Consigne 1
Dans le texte sur les monuments historiques, quel château est cité à propos de célèbres polémiques ?
===== Texte à lire
Quoique l'on pense du bien-fondé de telles ou telles controverses nourries par de célèbres polémiques comme celles relatives au château de Falaise (qu'eût-on dit à l'époque de Viollet-le-Duc ?), force est de considérer que toute évolution -souhaitable- du système passe par une certaine remise en cause du statut des architectes en chef. Des rapports aussi nuancés et équilibrés que celui de l'inspecteur général Cailleteau, les réflexions internes à la direction de l'architecture et du patrimoine, la Compagnie des architectes en chef elle-même, en conviennent. Commencer à défaire l'écheveau où s'embrouille la gestion des monuments historiques, suppose (à défaut de trancher le noeud gordien, ce qui ne se fait plus depuis longtemps) qu'on commence par tirer un fil- et c'est bien celui là qui est le bon. La nécessaire remise en ordre des rapports entre maîtrise d'ouvrage et maîtrise d'oeuvre (c'est-à-dire, pour l'essentiel, entre ACMH et CRMH), et celle qui doit simplifier la maîtrise d'oeuvre elle-même (ce qui suppose de revoir les relations entre ACMH et ABF), sont deux simplifications essentielles qui passent évidemment par une réflexion approfondie sur le statut des architectes en chef.
==========
===== Support de l'exercice
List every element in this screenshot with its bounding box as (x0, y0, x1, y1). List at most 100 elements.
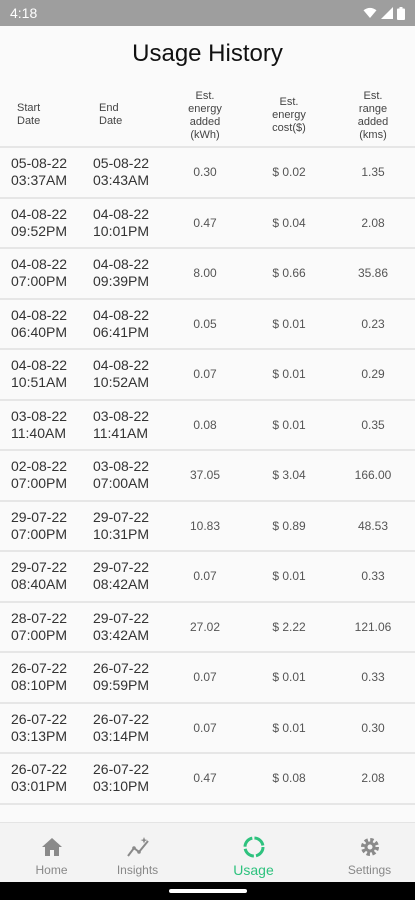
insights-icon (126, 835, 150, 859)
end-date-cell: 29-07-22 10:31PM (93, 508, 150, 542)
table-row: 03-08-22 11:40AM 03-08-22 11:41AM 0.08 $ 0.… (0, 401, 415, 451)
nav-usage-label: Usage (233, 862, 274, 878)
energy-added-cell: 0.08 (193, 417, 217, 432)
header-start-date: Start Date (17, 102, 41, 127)
energy-added-cell: 0.07 (193, 367, 217, 381)
end-date-cell: 04-08-22 06:41PM (93, 306, 150, 340)
energy-cost-cell: $ 0.66 (272, 266, 306, 280)
range-added-cell: 2.08 (361, 215, 385, 230)
start-date-cell: 03-08-22 11:40AM (11, 407, 68, 441)
energy-cost-cell: $ 0.01 (272, 569, 306, 583)
start-date-cell: 04-08-22 07:00PM (11, 256, 68, 289)
start-date-cell: 04-08-22 09:52PM (11, 205, 68, 239)
range-added-cell: 0.30 (361, 720, 385, 735)
status-icons (363, 6, 405, 20)
end-date-cell: 03-08-22 11:41AM (93, 407, 150, 441)
end-date-cell: 26-07-22 03:10PM (93, 761, 150, 794)
end-date-cell: 05-08-22 03:43AM (93, 155, 150, 188)
table-row: 29-07-22 07:00PM 29-07-22 10:31PM 10.83 $ 0… (0, 502, 415, 552)
energy-cost-cell: $ 0.01 (272, 417, 306, 432)
energy-cost-cell: $ 2.22 (272, 619, 306, 634)
end-date-cell: 03-08-22 07:00AM (93, 458, 150, 491)
range-added-cell: 0.33 (361, 670, 385, 684)
table-row: 04-08-22 06:40PM 04-08-22 06:41PM 0.05 $ 0.… (0, 300, 415, 350)
start-date-cell: 05-08-22 03:37AM (11, 155, 68, 188)
table-row: 26-07-22 03:01PM 26-07-22 03:10PM 0.47 $ 0.… (0, 754, 415, 805)
energy-cost-cell: $ 0.01 (272, 670, 306, 684)
energy-added-cell: 0.07 (193, 569, 217, 583)
header-end-date: End Date (99, 102, 123, 127)
start-date-cell: 29-07-22 07:00PM (11, 508, 68, 542)
range-added-cell: 166.00 (354, 468, 392, 482)
end-date-cell: 04-08-22 10:52AM (93, 357, 150, 390)
energy-cost-cell: $ 3.04 (272, 468, 306, 482)
range-added-cell: 48.53 (357, 518, 389, 533)
nav-settings[interactable]: Settings (318, 823, 415, 883)
range-added-cell: 121.06 (354, 619, 392, 634)
energy-cost-cell: $ 0.04 (272, 215, 306, 230)
home-icon (41, 835, 63, 859)
start-date-cell: 26-07-22 03:01PM (11, 761, 68, 794)
nav-settings-label: Settings (347, 863, 392, 877)
end-date-cell: 29-07-22 08:42AM (93, 559, 150, 592)
nav-home-label: Home (35, 863, 68, 877)
energy-added-cell: 0.30 (193, 165, 217, 179)
energy-added-cell: 0.07 (193, 670, 217, 684)
status-time: 4:18 (10, 5, 38, 21)
range-added-cell: 0.35 (361, 417, 385, 432)
nav-usage[interactable]: Usage (202, 823, 305, 883)
settings-icon (359, 835, 381, 859)
wifi-icon (363, 7, 377, 18)
start-date-cell: 04-08-22 10:51AM (11, 357, 68, 390)
start-date-cell: 28-07-22 07:00PM (11, 609, 68, 643)
nav-insights[interactable]: Insights (86, 823, 189, 883)
home-gesture-handle[interactable] (169, 889, 247, 893)
energy-cost-cell: $ 0.02 (272, 165, 306, 179)
header-energy-added: Est. energy added (kWh) (188, 90, 222, 141)
start-date-cell: 04-08-22 06:40PM (11, 306, 68, 340)
header-energy-cost: Est. energy cost($) (272, 96, 306, 134)
page-title: Usage History (132, 40, 283, 67)
table-row: 04-08-22 09:52PM 04-08-22 10:01PM 0.47 $ 0.… (0, 199, 415, 249)
table-header: Start Date End Date Est. energy added (k… (0, 86, 415, 148)
range-added-cell: 1.35 (361, 165, 385, 179)
table-row: 26-07-22 03:13PM 26-07-22 03:14PM 0.07 $ 0.… (0, 704, 415, 754)
end-date-cell: 26-07-22 03:14PM (93, 710, 150, 744)
start-date-cell: 02-08-22 07:00PM (11, 458, 68, 491)
energy-added-cell: 37.05 (189, 468, 221, 482)
header-range-added: Est. range added (kms) (357, 90, 389, 141)
range-added-cell: 0.29 (361, 367, 385, 381)
table-row: 05-08-22 03:37AM 05-08-22 03:43AM 0.30 $ 0.… (0, 148, 415, 199)
end-date-cell: 04-08-22 10:01PM (93, 205, 150, 239)
energy-added-cell: 0.47 (193, 771, 217, 785)
end-date-cell: 04-08-22 09:39PM (93, 256, 150, 289)
range-added-cell: 2.08 (361, 771, 385, 785)
energy-cost-cell: $ 0.01 (272, 367, 306, 381)
energy-added-cell: 0.47 (193, 215, 217, 230)
table-row: 28-07-22 07:00PM 29-07-22 03:42AM 27.02 $ 2… (0, 603, 415, 653)
nav-insights-label: Insights (116, 863, 159, 877)
energy-added-cell: 10.83 (189, 518, 221, 533)
energy-added-cell: 0.07 (193, 720, 217, 735)
range-added-cell: 0.33 (361, 569, 385, 583)
energy-cost-cell: $ 0.01 (272, 720, 306, 735)
range-added-cell: 35.86 (357, 266, 389, 280)
status-bar: 4:18 (0, 0, 415, 26)
battery-icon (397, 6, 405, 20)
start-date-cell: 26-07-22 03:13PM (11, 710, 68, 744)
usage-icon (242, 835, 266, 859)
bottom-navigation: Home Insights Usage Settings (0, 822, 415, 883)
energy-cost-cell: $ 0.01 (272, 316, 306, 331)
start-date-cell: 29-07-22 08:40AM (11, 559, 68, 592)
start-date-cell: 26-07-22 08:10PM (11, 660, 68, 693)
table-row: 26-07-22 08:10PM 26-07-22 09:59PM 0.07 $ 0.… (0, 653, 415, 704)
table-row: 02-08-22 07:00PM 03-08-22 07:00AM 37.05 $ 3… (0, 451, 415, 502)
end-date-cell: 26-07-22 09:59PM (93, 660, 150, 693)
cellular-signal-icon (381, 7, 393, 19)
system-gesture-bar (0, 882, 415, 900)
energy-added-cell: 0.05 (193, 316, 217, 331)
table-row: 04-08-22 10:51AM 04-08-22 10:52AM 0.07 $ 0.… (0, 350, 415, 401)
energy-added-cell: 27.02 (189, 619, 221, 634)
end-date-cell: 29-07-22 03:42AM (93, 609, 150, 643)
energy-cost-cell: $ 0.89 (272, 518, 306, 533)
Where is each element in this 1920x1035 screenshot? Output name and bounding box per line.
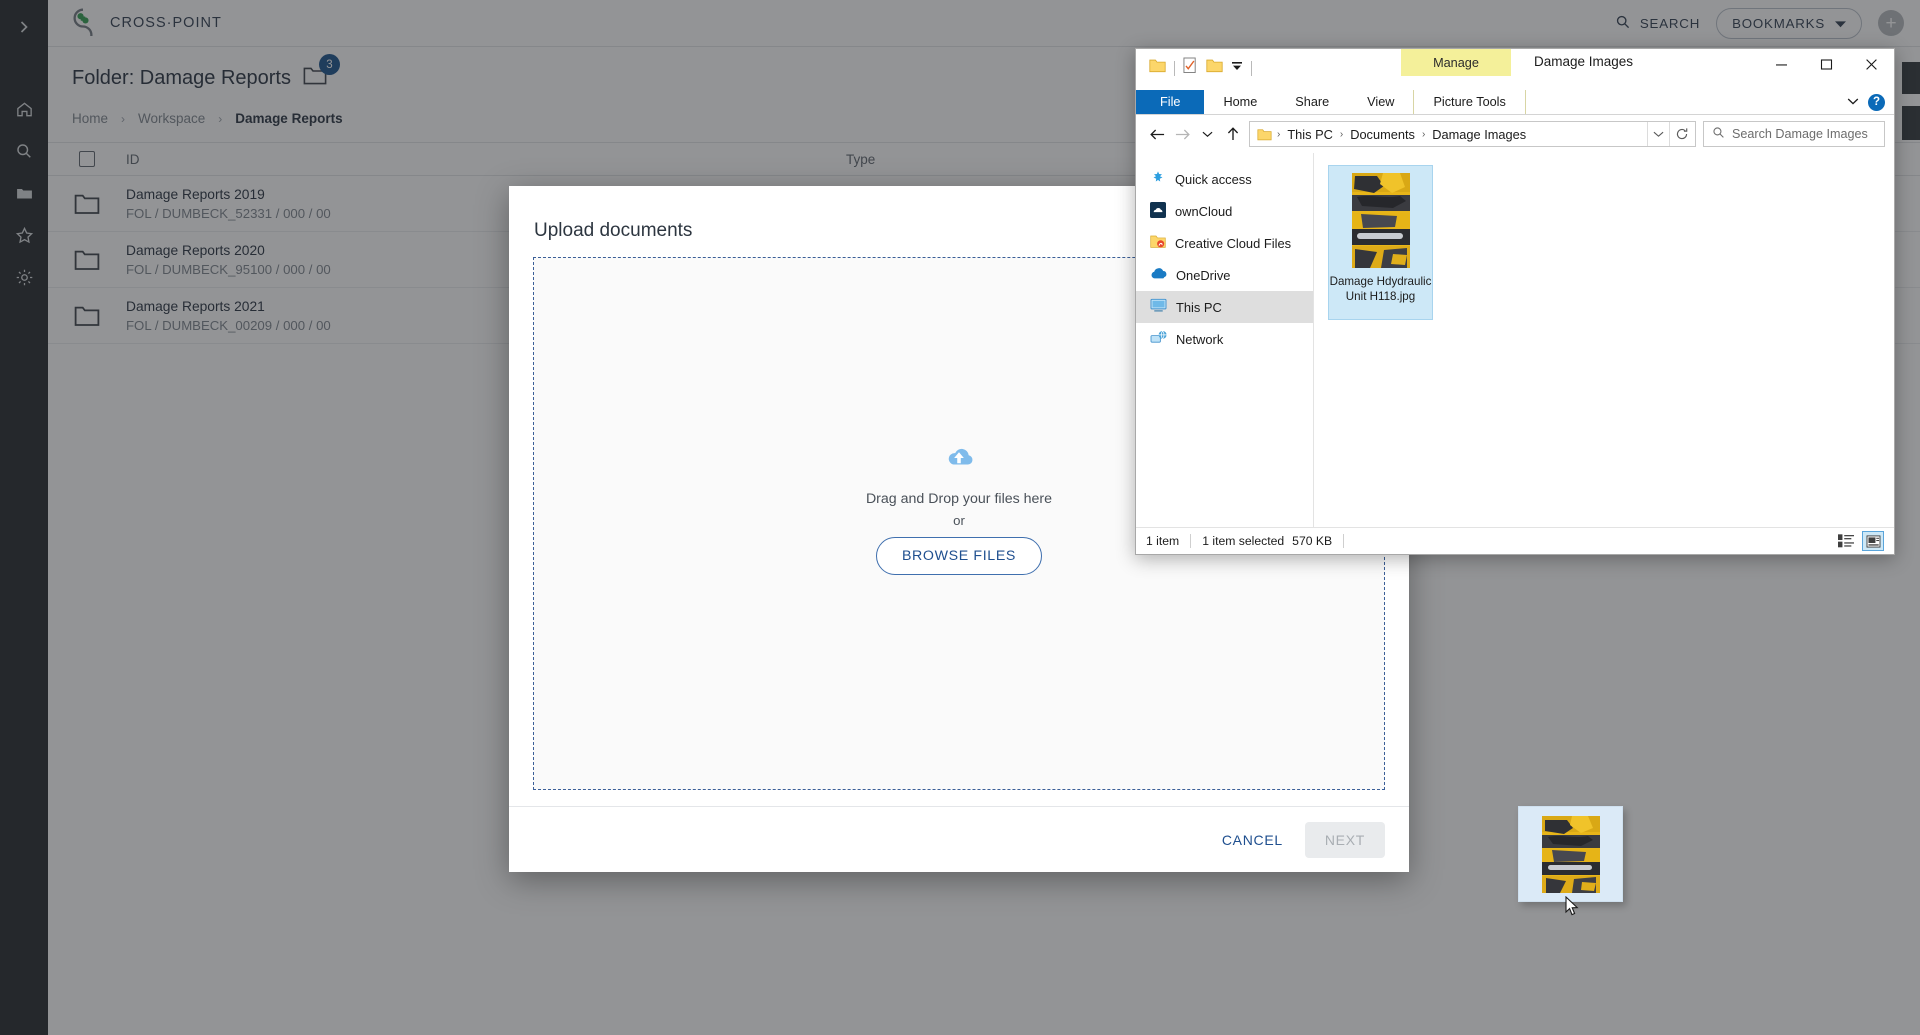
search-icon: [1712, 126, 1725, 142]
tab-view[interactable]: View: [1348, 90, 1413, 114]
address-crumb-documents[interactable]: Documents: [1348, 127, 1417, 142]
explorer-status-bar: 1 item 1 item selected 570 KB: [1136, 527, 1894, 554]
address-crumb-this-pc[interactable]: This PC: [1285, 127, 1335, 142]
nav-item-label: Creative Cloud Files: [1175, 235, 1292, 251]
up-arrow-icon[interactable]: [1220, 122, 1245, 147]
minimize-button[interactable]: [1759, 49, 1804, 79]
browse-files-button[interactable]: BROWSE FILES: [875, 537, 1043, 575]
window-controls: [1759, 49, 1894, 79]
explorer-search-input[interactable]: Search Damage Images: [1703, 121, 1885, 147]
explorer-file-list[interactable]: Damage Hdydraulic Unit H118.jpg: [1314, 153, 1894, 527]
file-explorer-window: Manage Damage Images File Home Share Vie…: [1135, 48, 1895, 555]
address-separator-icon: ›: [1421, 128, 1426, 140]
nav-item-this-pc[interactable]: This PC: [1136, 291, 1313, 323]
nav-item-label: Network: [1176, 331, 1224, 347]
ribbon-tab-strip: File Home Share View Picture Tools ?: [1136, 90, 1894, 115]
large-icons-view-button[interactable]: [1862, 531, 1884, 551]
help-icon[interactable]: ?: [1868, 93, 1885, 111]
new-folder-icon[interactable]: [1206, 58, 1223, 78]
address-separator-icon: ›: [1339, 128, 1344, 140]
explorer-titlebar[interactable]: Manage Damage Images: [1136, 49, 1894, 90]
status-separator: [1190, 534, 1192, 548]
nav-item-quick-access[interactable]: Quick access: [1136, 163, 1313, 195]
status-selection: 1 item selected: [1202, 534, 1285, 548]
folder-yellow-icon[interactable]: [1149, 58, 1166, 78]
star-pin-icon: [1150, 170, 1166, 189]
file-tile[interactable]: Damage Hdydraulic Unit H118.jpg: [1328, 165, 1433, 320]
explorer-window-title: Damage Images: [1534, 54, 1634, 69]
nav-item-network[interactable]: Network: [1136, 323, 1313, 355]
properties-checklist-icon[interactable]: [1183, 57, 1198, 79]
details-view-button[interactable]: [1835, 531, 1857, 551]
forward-arrow-icon[interactable]: [1170, 122, 1195, 147]
nav-item-label: OneDrive: [1176, 267, 1231, 283]
file-name-label: Damage Hdydraulic Unit H118.jpg: [1329, 275, 1432, 304]
picture-tools-context-label: Manage: [1401, 49, 1511, 76]
dropzone-or: or: [953, 513, 965, 528]
nav-item-label: Quick access: [1175, 171, 1252, 187]
ribbon-right-controls: ?: [1847, 90, 1894, 114]
toolbar-separator: [1251, 60, 1252, 76]
explorer-search-placeholder: Search Damage Images: [1732, 127, 1868, 141]
explorer-address-bar: › This PC › Documents › Damage Images Se…: [1136, 115, 1894, 153]
dialog-footer: CANCEL NEXT: [509, 806, 1409, 872]
status-separator: [1343, 534, 1345, 548]
ribbon-collapse-chevron-icon[interactable]: [1847, 93, 1859, 111]
edge-panel-top[interactable]: [1902, 62, 1920, 94]
back-arrow-icon[interactable]: [1145, 122, 1170, 147]
toolbar-separator: [1174, 60, 1175, 76]
edge-panel-mid[interactable]: [1902, 106, 1920, 140]
folder-yellow-icon: [1257, 128, 1272, 141]
recent-locations-chevron-icon[interactable]: [1195, 122, 1220, 147]
cancel-button[interactable]: CANCEL: [1208, 822, 1297, 858]
damage-photo-thumbnail: [1351, 173, 1410, 268]
cloud-upload-icon: [942, 444, 976, 477]
address-dropdown-icon[interactable]: [1647, 122, 1669, 146]
view-mode-buttons: [1835, 531, 1884, 551]
tab-picture-tools[interactable]: Picture Tools: [1413, 90, 1526, 114]
status-item-count: 1 item: [1146, 534, 1180, 548]
nav-item-label: ownCloud: [1175, 203, 1233, 219]
dropzone-text: Drag and Drop your files here: [865, 491, 1053, 507]
maximize-button[interactable]: [1804, 49, 1849, 79]
address-path-box[interactable]: › This PC › Documents › Damage Images: [1249, 121, 1696, 147]
creative-cloud-icon: [1150, 234, 1166, 252]
tab-home[interactable]: Home: [1204, 90, 1276, 114]
next-button[interactable]: NEXT: [1304, 821, 1385, 858]
close-button[interactable]: [1849, 49, 1894, 79]
explorer-body: Quick access ownCloud Creative Cloud Fil…: [1136, 153, 1894, 527]
refresh-icon[interactable]: [1669, 122, 1693, 146]
mouse-cursor-icon: [1565, 895, 1580, 922]
monitor-icon: [1150, 298, 1167, 316]
address-crumb-damage-images[interactable]: Damage Images: [1430, 127, 1528, 142]
nav-item-onedrive[interactable]: OneDrive: [1136, 259, 1313, 291]
onedrive-cloud-icon: [1150, 267, 1167, 283]
screen: CROSS·POINT SEARCH BOOKMARKS +: [0, 0, 1920, 1035]
damage-photo-thumbnail: [1541, 815, 1600, 893]
dragged-file-ghost[interactable]: [1518, 806, 1623, 902]
quick-access-toolbar: [1149, 57, 1252, 79]
nav-item-owncloud[interactable]: ownCloud: [1136, 195, 1313, 227]
address-separator-icon: ›: [1277, 128, 1281, 140]
status-size: 570 KB: [1292, 534, 1333, 548]
network-icon: [1150, 330, 1167, 348]
tab-file[interactable]: File: [1136, 90, 1205, 114]
nav-item-creative-cloud-files[interactable]: Creative Cloud Files: [1136, 227, 1313, 259]
qat-chevron-down-icon[interactable]: [1231, 59, 1243, 77]
owncloud-icon: [1150, 201, 1166, 221]
tab-share[interactable]: Share: [1276, 90, 1348, 114]
explorer-navigation-pane: Quick access ownCloud Creative Cloud Fil…: [1136, 153, 1314, 527]
nav-item-label: This PC: [1176, 299, 1222, 315]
==========
Consigne 2
Recopiez tel quel, dans la liste, tout ce qui va de la ligne contenant "insights-icon (126, 835, 150, 859)" jusqu'à la ligne contenant "nav-settings-label: Settings (347, 863, 392, 877)", ces deux lignes comprises.

Corrigé 1
Le château de Falaise.

Corrigé 2
insights-icon (126, 835, 150, 859)
end-date-cell: 29-07-22 10:31PM (93, 508, 150, 542)
table-row: 03-08-22 11:40AM 03-08-22 11:41AM 0.08 $ 0.… (0, 401, 415, 451)
nav-usage-label: Usage (233, 862, 274, 878)
energy-added-cell: 0.08 (193, 417, 217, 432)
header-start-date: Start Date (17, 102, 41, 127)
energy-added-cell: 0.07 (193, 367, 217, 381)
end-date-cell: 04-08-22 06:41PM (93, 306, 150, 340)
energy-cost-cell: $ 0.66 (272, 266, 306, 280)
range-added-cell: 2.08 (361, 215, 385, 230)
start-date-cell: 03-08-22 11:40AM (11, 407, 68, 441)
energy-cost-cell: $ 0.01 (272, 569, 306, 583)
start-date-cell: 04-08-22 07:00PM (11, 256, 68, 289)
start-date-cell: 04-08-22 09:52PM (11, 205, 68, 239)
range-added-cell: 0.30 (361, 720, 385, 735)
status-icons (363, 6, 405, 20)
end-date-cell: 03-08-22 11:41AM (93, 407, 150, 441)
end-date-cell: 26-07-22 03:10PM (93, 761, 150, 794)
end-date-cell: 05-08-22 03:43AM (93, 155, 150, 188)
table-row: 29-07-22 07:00PM 29-07-22 10:31PM 10.83 $ 0… (0, 502, 415, 552)
energy-cost-cell: $ 0.01 (272, 417, 306, 432)
energy-cost-cell: $ 2.22 (272, 619, 306, 634)
end-date-cell: 03-08-22 07:00AM (93, 458, 150, 491)
range-added-cell: 0.33 (361, 670, 385, 684)
table-row: 04-08-22 06:40PM 04-08-22 06:41PM 0.05 $ 0.… (0, 300, 415, 350)
start-date-cell: 05-08-22 03:37AM (11, 155, 68, 188)
table-row: 26-07-22 03:01PM 26-07-22 03:10PM 0.47 $ 0.… (0, 754, 415, 805)
energy-cost-cell: $ 0.01 (272, 670, 306, 684)
energy-added-cell: 0.07 (193, 569, 217, 583)
header-end-date: End Date (99, 102, 123, 127)
start-date-cell: 29-07-22 07:00PM (11, 508, 68, 542)
range-added-cell: 166.00 (354, 468, 392, 482)
end-date-cell: 04-08-22 10:52AM (93, 357, 150, 390)
energy-cost-cell: $ 3.04 (272, 468, 306, 482)
range-added-cell: 48.53 (357, 518, 389, 533)
nav-settings[interactable]: Settings (318, 823, 415, 883)
range-added-cell: 121.06 (354, 619, 392, 634)
energy-cost-cell: $ 0.04 (272, 215, 306, 230)
home-icon (41, 835, 63, 859)
start-date-cell: 26-07-22 03:01PM (11, 761, 68, 794)
nav-settings-label: Settings (347, 863, 392, 877)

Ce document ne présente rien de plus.